[Items from a dataset]
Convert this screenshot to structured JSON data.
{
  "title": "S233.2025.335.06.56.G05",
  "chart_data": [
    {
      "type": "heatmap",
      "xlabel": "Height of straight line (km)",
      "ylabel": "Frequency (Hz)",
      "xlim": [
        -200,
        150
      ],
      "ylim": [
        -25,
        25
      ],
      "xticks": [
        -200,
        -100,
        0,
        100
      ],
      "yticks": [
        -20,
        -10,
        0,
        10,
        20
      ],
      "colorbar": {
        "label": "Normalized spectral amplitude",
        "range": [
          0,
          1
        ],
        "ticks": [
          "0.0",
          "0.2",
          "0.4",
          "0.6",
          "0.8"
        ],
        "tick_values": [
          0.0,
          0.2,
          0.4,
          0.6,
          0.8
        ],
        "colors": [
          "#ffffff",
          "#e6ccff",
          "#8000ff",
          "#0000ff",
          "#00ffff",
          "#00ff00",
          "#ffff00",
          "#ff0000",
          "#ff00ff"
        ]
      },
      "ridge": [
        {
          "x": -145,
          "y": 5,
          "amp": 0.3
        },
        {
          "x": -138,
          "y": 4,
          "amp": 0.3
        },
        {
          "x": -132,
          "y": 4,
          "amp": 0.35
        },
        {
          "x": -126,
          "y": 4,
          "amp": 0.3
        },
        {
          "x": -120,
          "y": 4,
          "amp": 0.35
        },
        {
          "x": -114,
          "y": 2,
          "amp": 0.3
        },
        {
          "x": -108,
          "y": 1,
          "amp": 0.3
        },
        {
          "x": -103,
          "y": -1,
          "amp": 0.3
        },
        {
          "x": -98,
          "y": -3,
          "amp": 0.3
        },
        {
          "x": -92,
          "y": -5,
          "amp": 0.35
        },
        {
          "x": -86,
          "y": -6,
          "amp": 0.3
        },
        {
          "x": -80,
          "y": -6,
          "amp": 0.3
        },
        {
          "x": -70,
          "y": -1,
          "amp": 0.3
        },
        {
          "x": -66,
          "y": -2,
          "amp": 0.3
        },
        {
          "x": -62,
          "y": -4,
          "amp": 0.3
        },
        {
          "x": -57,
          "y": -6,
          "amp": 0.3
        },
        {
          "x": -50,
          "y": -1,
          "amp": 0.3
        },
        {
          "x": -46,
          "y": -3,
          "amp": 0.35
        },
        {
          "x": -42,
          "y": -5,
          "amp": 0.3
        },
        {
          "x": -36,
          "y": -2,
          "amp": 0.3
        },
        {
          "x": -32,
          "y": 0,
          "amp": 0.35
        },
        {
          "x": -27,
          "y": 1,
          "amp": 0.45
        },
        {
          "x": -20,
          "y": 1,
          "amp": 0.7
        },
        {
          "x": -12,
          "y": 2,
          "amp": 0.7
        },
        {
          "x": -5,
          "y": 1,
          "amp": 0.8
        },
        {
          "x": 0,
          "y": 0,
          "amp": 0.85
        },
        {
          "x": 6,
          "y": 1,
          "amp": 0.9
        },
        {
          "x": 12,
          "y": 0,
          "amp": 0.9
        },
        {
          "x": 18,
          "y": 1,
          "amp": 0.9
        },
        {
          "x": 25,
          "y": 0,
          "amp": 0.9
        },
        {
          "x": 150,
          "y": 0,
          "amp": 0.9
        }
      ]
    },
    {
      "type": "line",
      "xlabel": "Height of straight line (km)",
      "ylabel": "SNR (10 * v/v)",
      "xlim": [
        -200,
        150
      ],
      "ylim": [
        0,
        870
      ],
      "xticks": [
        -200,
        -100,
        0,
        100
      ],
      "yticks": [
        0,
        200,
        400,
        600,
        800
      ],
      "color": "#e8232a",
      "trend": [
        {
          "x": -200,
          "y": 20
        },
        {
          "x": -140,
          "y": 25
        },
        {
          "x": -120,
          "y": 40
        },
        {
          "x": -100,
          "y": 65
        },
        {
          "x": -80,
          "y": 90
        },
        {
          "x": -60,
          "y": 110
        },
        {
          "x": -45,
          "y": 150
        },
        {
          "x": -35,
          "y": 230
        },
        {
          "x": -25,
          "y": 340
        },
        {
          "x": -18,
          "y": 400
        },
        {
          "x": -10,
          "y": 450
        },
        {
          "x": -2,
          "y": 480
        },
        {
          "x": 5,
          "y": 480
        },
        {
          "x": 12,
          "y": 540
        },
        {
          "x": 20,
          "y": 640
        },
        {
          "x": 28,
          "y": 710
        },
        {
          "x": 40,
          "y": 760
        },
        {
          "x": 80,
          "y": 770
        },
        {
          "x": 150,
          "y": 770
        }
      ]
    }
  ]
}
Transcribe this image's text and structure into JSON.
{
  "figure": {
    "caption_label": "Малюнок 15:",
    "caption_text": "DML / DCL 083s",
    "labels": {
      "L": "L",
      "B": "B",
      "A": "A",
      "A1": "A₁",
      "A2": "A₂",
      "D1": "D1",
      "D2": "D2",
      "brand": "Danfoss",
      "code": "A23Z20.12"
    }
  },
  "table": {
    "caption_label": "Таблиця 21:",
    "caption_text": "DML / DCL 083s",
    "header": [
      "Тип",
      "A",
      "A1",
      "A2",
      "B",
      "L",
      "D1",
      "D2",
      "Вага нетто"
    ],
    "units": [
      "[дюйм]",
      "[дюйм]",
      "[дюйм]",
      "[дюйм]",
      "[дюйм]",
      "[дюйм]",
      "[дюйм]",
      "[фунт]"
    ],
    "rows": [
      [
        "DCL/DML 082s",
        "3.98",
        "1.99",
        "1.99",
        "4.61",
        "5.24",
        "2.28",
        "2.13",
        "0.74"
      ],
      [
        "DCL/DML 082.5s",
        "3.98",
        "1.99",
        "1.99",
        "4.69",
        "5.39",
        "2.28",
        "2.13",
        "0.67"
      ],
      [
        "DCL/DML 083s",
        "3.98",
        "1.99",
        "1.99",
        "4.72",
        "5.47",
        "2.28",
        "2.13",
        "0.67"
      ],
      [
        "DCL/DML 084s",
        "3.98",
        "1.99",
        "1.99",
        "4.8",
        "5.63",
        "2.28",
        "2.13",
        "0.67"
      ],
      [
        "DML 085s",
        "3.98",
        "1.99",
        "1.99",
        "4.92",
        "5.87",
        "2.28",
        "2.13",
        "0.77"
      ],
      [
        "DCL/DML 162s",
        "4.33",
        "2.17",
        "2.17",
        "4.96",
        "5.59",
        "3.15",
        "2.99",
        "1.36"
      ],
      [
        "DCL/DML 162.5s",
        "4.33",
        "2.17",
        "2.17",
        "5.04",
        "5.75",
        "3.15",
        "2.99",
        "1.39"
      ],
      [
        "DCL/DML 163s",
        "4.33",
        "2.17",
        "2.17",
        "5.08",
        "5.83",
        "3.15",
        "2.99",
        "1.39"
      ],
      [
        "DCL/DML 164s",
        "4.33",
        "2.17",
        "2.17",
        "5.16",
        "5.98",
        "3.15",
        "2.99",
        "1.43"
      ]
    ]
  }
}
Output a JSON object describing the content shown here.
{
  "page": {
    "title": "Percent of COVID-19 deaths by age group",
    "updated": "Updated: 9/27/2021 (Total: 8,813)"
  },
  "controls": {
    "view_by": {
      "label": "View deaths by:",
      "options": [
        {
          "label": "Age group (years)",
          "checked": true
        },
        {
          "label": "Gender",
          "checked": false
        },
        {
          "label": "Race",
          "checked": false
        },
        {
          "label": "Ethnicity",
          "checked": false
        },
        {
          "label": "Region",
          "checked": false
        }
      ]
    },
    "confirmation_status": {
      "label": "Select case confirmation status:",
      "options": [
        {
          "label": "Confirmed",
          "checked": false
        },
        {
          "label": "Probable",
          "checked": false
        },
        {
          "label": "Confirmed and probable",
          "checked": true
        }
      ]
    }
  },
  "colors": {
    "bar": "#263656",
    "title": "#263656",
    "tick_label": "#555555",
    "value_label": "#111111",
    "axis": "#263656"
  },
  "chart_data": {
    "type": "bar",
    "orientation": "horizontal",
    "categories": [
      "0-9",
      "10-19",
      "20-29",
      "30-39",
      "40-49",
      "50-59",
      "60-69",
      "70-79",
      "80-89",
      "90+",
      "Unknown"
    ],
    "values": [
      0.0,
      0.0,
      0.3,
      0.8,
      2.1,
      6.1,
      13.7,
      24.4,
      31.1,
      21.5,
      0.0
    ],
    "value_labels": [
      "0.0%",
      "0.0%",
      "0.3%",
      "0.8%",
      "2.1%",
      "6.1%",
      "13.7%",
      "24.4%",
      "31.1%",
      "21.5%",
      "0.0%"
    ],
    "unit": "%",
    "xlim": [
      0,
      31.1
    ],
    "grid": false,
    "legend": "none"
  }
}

#### Your task
Identify every line above with the string "ylabel" in it. Copy those lines.

#### Correct output
      "ylabel": "Frequency (Hz)",
      "ylabel": "SNR (10 * v/v)",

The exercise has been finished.